Instruções do exercício:
Altere todos os registros abaixo, substituindo "warm" por "mild" e mantendo todo o resto igual. Reproduza-os na resposta sem as imagens.

Registros fornecidos:
· · ·

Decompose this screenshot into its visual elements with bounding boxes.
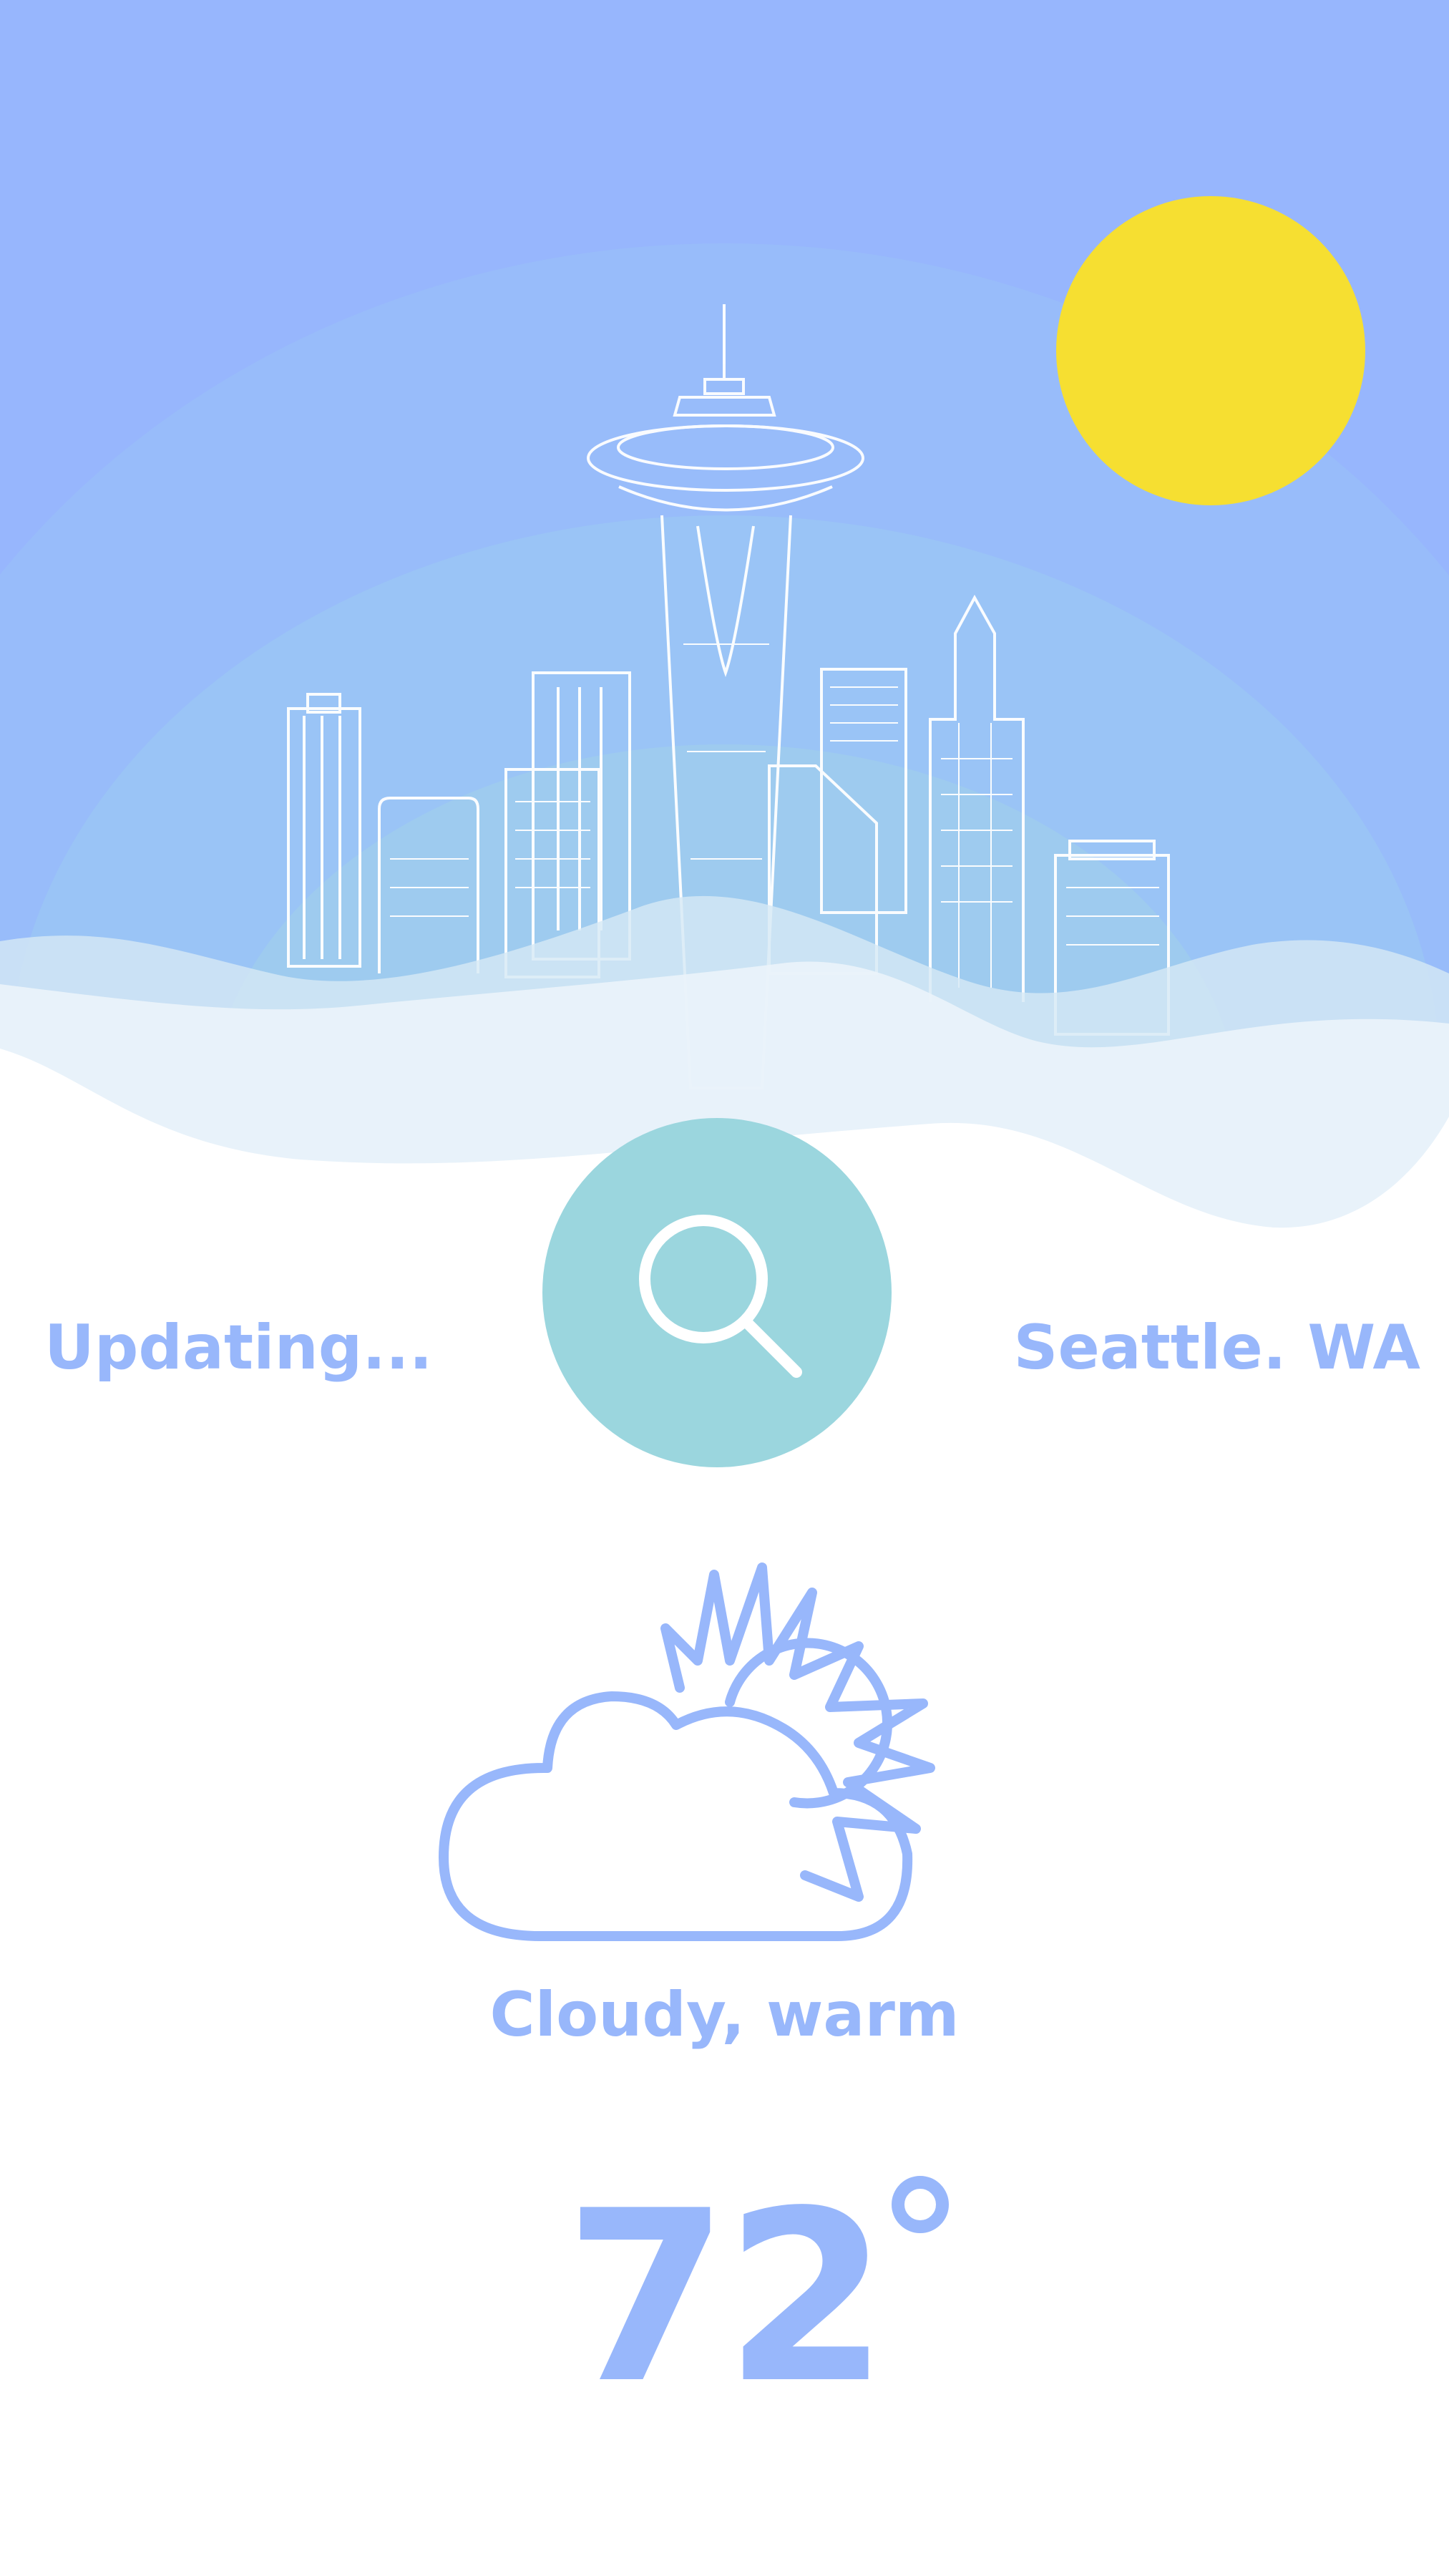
degree-icon	[892, 2176, 950, 2233]
condition-text: Cloudy, warm	[489, 1979, 960, 2051]
temperature-number: 72	[564, 2160, 889, 2435]
sun-icon	[1056, 196, 1365, 505]
temperature-display: 72	[0, 2176, 1449, 2419]
cloud-outline	[439, 1691, 913, 1941]
location-text[interactable]: Seattle. WA	[1014, 1308, 1421, 1387]
update-status-text: Updating...	[44, 1312, 433, 1384]
search-button[interactable]	[542, 1118, 892, 1467]
partly-cloudy-icon	[429, 1539, 1002, 1968]
hero-illustration	[0, 0, 1449, 1231]
temperature-value: 72	[565, 2176, 950, 2419]
search-icon	[639, 1215, 802, 1378]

· · ·

Problema resolvido:
Decompose this screenshot into its visual elements with bounding boxes.
degree-icon	[892, 2176, 950, 2233]
condition-text: Cloudy, mild	[489, 1979, 960, 2051]
temperature-number: 72	[564, 2160, 889, 2435]
sun-icon	[1056, 196, 1365, 505]
temperature-display: 72	[0, 2176, 1449, 2419]
cloud-outline	[439, 1691, 913, 1941]
location-text[interactable]: Seattle. WA	[1014, 1308, 1421, 1387]
update-status-text: Updating...	[44, 1312, 433, 1384]
search-button[interactable]	[542, 1118, 892, 1467]
partly-cloudy-icon	[429, 1539, 1002, 1968]
hero-illustration	[0, 0, 1449, 1231]
temperature-value: 72	[565, 2176, 950, 2419]
search-icon	[639, 1215, 802, 1378]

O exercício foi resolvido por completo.